• _YOUR OBJECTIVE_:
Go through the material and write it all out exactly, minus the pictures.

(Figure contents as structured data)
** start **

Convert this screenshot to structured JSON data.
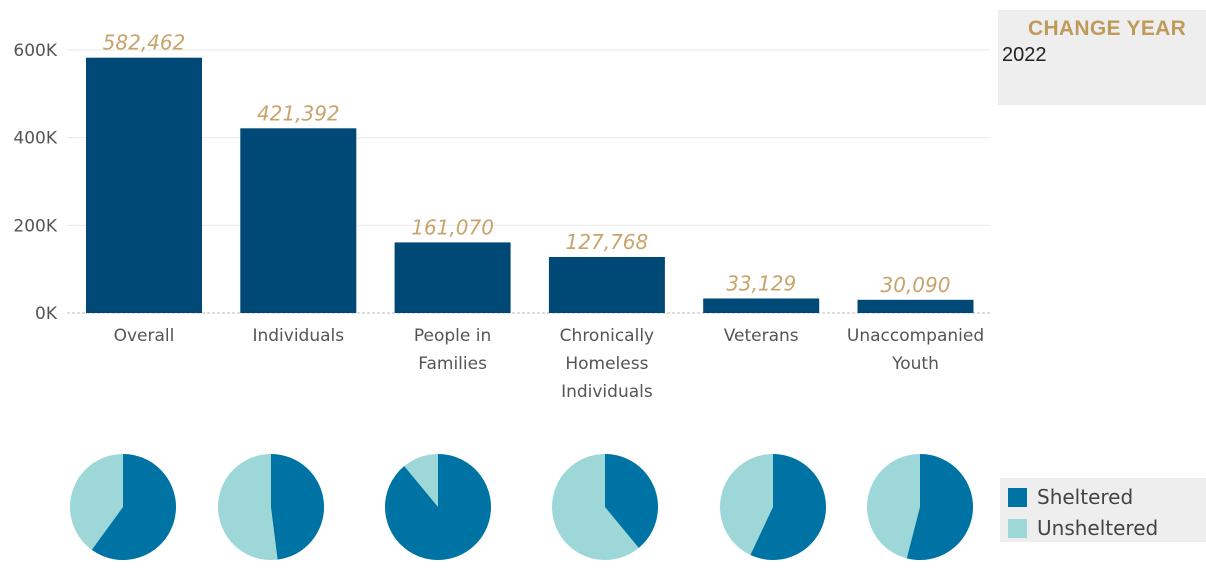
{
  "filter": {
    "title": "CHANGE YEAR",
    "value": "2022"
  },
  "colors": {
    "bar": "#004876",
    "sheltered": "#0073a5",
    "unsheltered": "#9dd7d8",
    "data_label": "#c9a46a"
  },
  "legend": [
    {
      "label": "Sheltered",
      "color": "#0073a5"
    },
    {
      "label": "Unsheltered",
      "color": "#9dd7d8"
    }
  ],
  "chart_data": [
    {
      "type": "bar",
      "categories": [
        "Overall",
        "Individuals",
        "People in Families",
        "Chronically Homeless Individuals",
        "Veterans",
        "Unaccompanied Youth"
      ],
      "category_lines": [
        [
          "Overall"
        ],
        [
          "Individuals"
        ],
        [
          "People in",
          "Families"
        ],
        [
          "Chronically",
          "Homeless",
          "Individuals"
        ],
        [
          "Veterans"
        ],
        [
          "Unaccompanied",
          "Youth"
        ]
      ],
      "values": [
        582462,
        421392,
        161070,
        127768,
        33129,
        30090
      ],
      "data_labels": [
        "582,462",
        "421,392",
        "161,070",
        "127,768",
        "33,129",
        "30,090"
      ],
      "yticks": [
        0,
        200000,
        400000,
        600000
      ],
      "ytick_labels": [
        "0K",
        "200K",
        "400K",
        "600K"
      ],
      "ylim": [
        0,
        630000
      ],
      "grid": true
    },
    {
      "type": "pie",
      "charts": [
        {
          "category": "Overall",
          "sheltered_share": 0.6,
          "unsheltered_share": 0.4
        },
        {
          "category": "Individuals",
          "sheltered_share": 0.48,
          "unsheltered_share": 0.52
        },
        {
          "category": "People in Families",
          "sheltered_share": 0.89,
          "unsheltered_share": 0.11
        },
        {
          "category": "Chronically Homeless Individuals",
          "sheltered_share": 0.39,
          "unsheltered_share": 0.61
        },
        {
          "category": "Veterans",
          "sheltered_share": 0.57,
          "unsheltered_share": 0.43
        },
        {
          "category": "Unaccompanied Youth",
          "sheltered_share": 0.54,
          "unsheltered_share": 0.46
        }
      ],
      "series": [
        {
          "name": "Sheltered"
        },
        {
          "name": "Unsheltered"
        }
      ]
    }
  ]
}
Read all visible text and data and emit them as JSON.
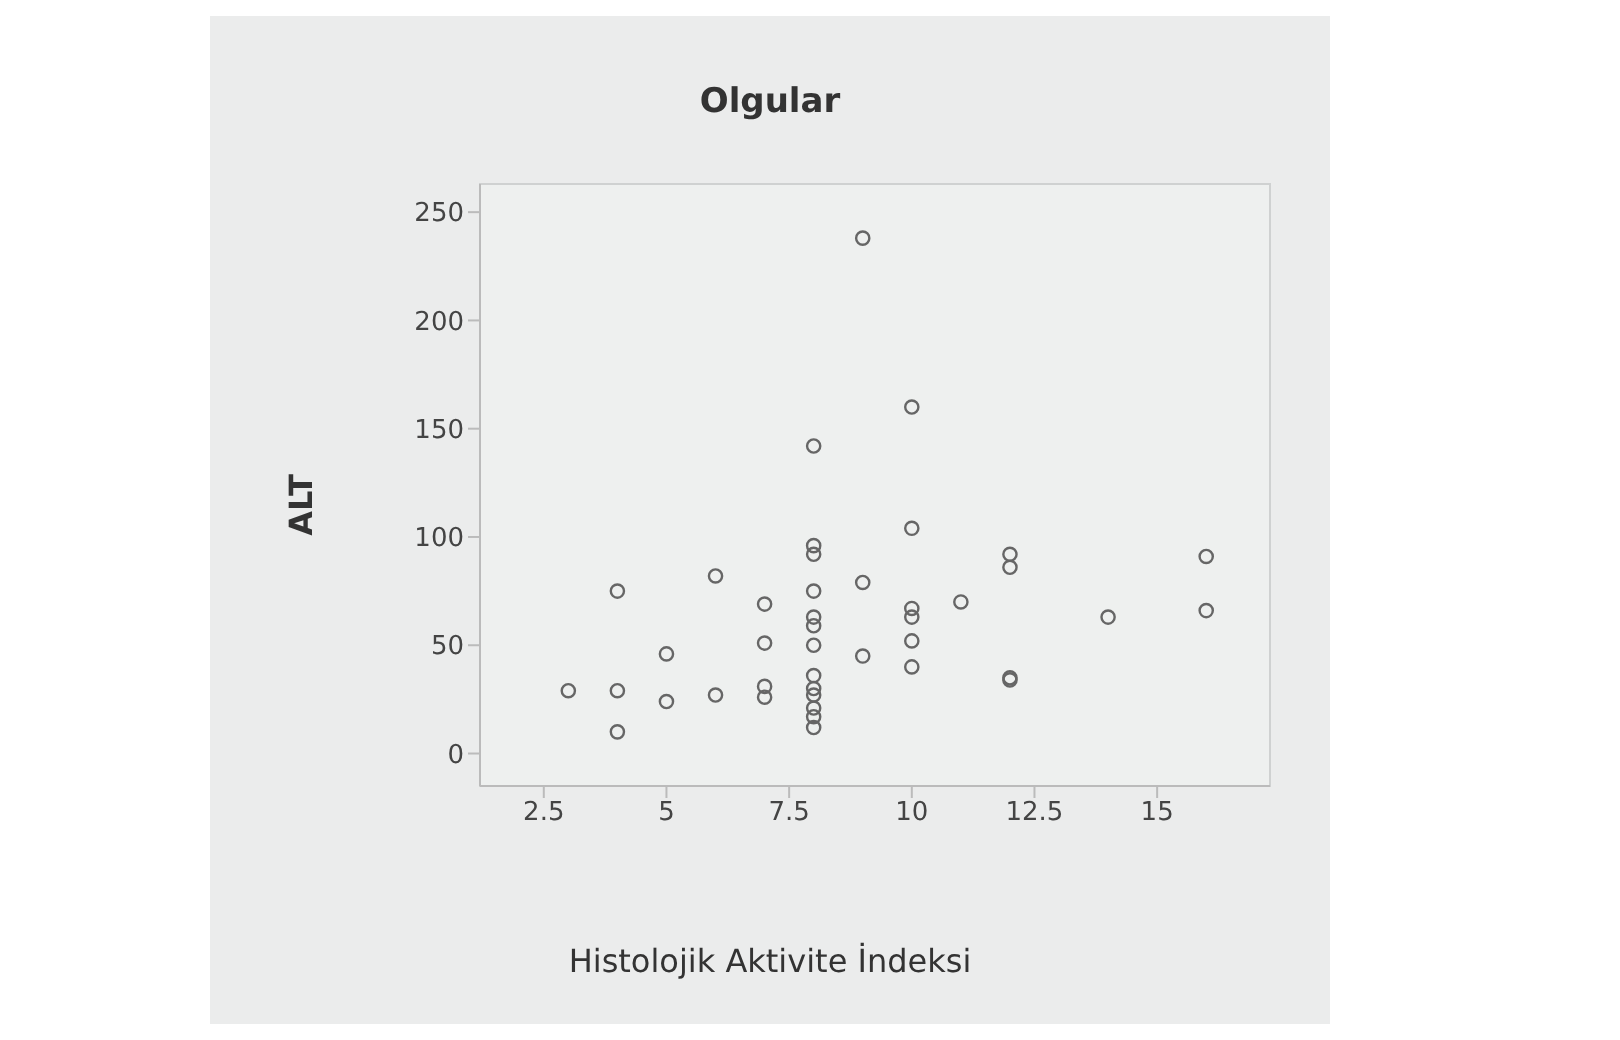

** end **

• _RIGHT ANSWER_:
Convert this screenshot to structured JSON data.
{
  "filter": {
    "title": "CHANGE YEAR",
    "value": "2022"
  },
  "colors": {
    "bar": "#004876",
    "sheltered": "#0073a5",
    "unsheltered": "#9dd7d8",
    "data_label": "#c9a46a"
  },
  "legend": [
    {
      "label": "Sheltered",
      "color": "#0073a5"
    },
    {
      "label": "Unsheltered",
      "color": "#9dd7d8"
    }
  ],
  "chart_data": [
    {
      "type": "bar",
      "categories": [
        "Overall",
        "Individuals",
        "People in Families",
        "Chronically Homeless Individuals",
        "Veterans",
        "Unaccompanied Youth"
      ],
      "category_lines": [
        [
          "Overall"
        ],
        [
          "Individuals"
        ],
        [
          "People in",
          "Families"
        ],
        [
          "Chronically",
          "Homeless",
          "Individuals"
        ],
        [
          "Veterans"
        ],
        [
          "Unaccompanied",
          "Youth"
        ]
      ],
      "values": [
        582462,
        421392,
        161070,
        127768,
        33129,
        30090
      ],
      "data_labels": [
        "582,462",
        "421,392",
        "161,070",
        "127,768",
        "33,129",
        "30,090"
      ],
      "yticks": [
        0,
        200000,
        400000,
        600000
      ],
      "ytick_labels": [
        "0K",
        "200K",
        "400K",
        "600K"
      ],
      "ylim": [
        0,
        630000
      ],
      "grid": true
    },
    {
      "type": "pie",
      "charts": [
        {
          "category": "Overall",
          "sheltered_share": 0.6,
          "unsheltered_share": 0.4
        },
        {
          "category": "Individuals",
          "sheltered_share": 0.48,
          "unsheltered_share": 0.52
        },
        {
          "category": "People in Families",
          "sheltered_share": 0.89,
          "unsheltered_share": 0.11
        },
        {
          "category": "Chronically Homeless Individuals",
          "sheltered_share": 0.39,
          "unsheltered_share": 0.61
        },
        {
          "category": "Veterans",
          "sheltered_share": 0.57,
          "unsheltered_share": 0.43
        },
        {
          "category": "Unaccompanied Youth",
          "sheltered_share": 0.54,
          "unsheltered_share": 0.46
        }
      ],
      "series": [
        {
          "name": "Sheltered"
        },
        {
          "name": "Unsheltered"
        }
      ]
    }
  ]
}
Read all visible text and data and emit them as JSON.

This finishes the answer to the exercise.